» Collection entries

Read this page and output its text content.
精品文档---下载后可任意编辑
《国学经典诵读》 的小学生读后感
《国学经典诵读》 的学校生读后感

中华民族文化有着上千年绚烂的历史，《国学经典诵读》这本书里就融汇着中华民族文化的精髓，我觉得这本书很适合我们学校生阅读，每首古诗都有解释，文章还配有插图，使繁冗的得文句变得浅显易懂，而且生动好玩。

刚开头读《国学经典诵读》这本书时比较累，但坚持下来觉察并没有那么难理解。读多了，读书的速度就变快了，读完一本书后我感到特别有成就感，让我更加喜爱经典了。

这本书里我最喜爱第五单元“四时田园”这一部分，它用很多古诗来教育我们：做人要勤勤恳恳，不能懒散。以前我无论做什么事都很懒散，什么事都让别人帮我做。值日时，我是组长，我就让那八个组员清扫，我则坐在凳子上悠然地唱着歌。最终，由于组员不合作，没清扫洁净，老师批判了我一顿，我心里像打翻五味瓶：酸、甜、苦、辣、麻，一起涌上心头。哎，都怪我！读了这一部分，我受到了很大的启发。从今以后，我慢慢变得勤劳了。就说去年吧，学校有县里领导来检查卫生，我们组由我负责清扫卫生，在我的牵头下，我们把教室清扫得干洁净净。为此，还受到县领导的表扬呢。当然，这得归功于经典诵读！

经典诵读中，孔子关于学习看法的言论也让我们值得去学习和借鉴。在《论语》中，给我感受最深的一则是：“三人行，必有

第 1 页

» Exercise goal
Return each entry from above without altering a single character.

» Solution for this task
Read this page and output its text content.
精品文档---下载后可任意编辑
《国学经典诵读》 的小学生读后感
《国学经典诵读》 的学校生读后感

中华民族文化有着上千年绚烂的历史，《国学经典诵读》这本书里就融汇着中华民族文化的精髓，我觉得这本书很适合我们学校生阅读，每首古诗都有解释，文章还配有插图，使繁冗的得文句变得浅显易懂，而且生动好玩。

刚开头读《国学经典诵读》这本书时比较累，但坚持下来觉察并没有那么难理解。读多了，读书的速度就变快了，读完一本书后我感到特别有成就感，让我更加喜爱经典了。

这本书里我最喜爱第五单元“四时田园”这一部分，它用很多古诗来教育我们：做人要勤勤恳恳，不能懒散。以前我无论做什么事都很懒散，什么事都让别人帮我做。值日时，我是组长，我就让那八个组员清扫，我则坐在凳子上悠然地唱着歌。最终，由于组员不合作，没清扫洁净，老师批判了我一顿，我心里像打翻五味瓶：酸、甜、苦、辣、麻，一起涌上心头。哎，都怪我！读了这一部分，我受到了很大的启发。从今以后，我慢慢变得勤劳了。就说去年吧，学校有县里领导来检查卫生，我们组由我负责清扫卫生，在我的牵头下，我们把教室清扫得干洁净净。为此，还受到县领导的表扬呢。当然，这得归功于经典诵读！

经典诵读中，孔子关于学习看法的言论也让我们值得去学习和借鉴。在《论语》中，给我感受最深的一则是：“三人行，必有

第 1 页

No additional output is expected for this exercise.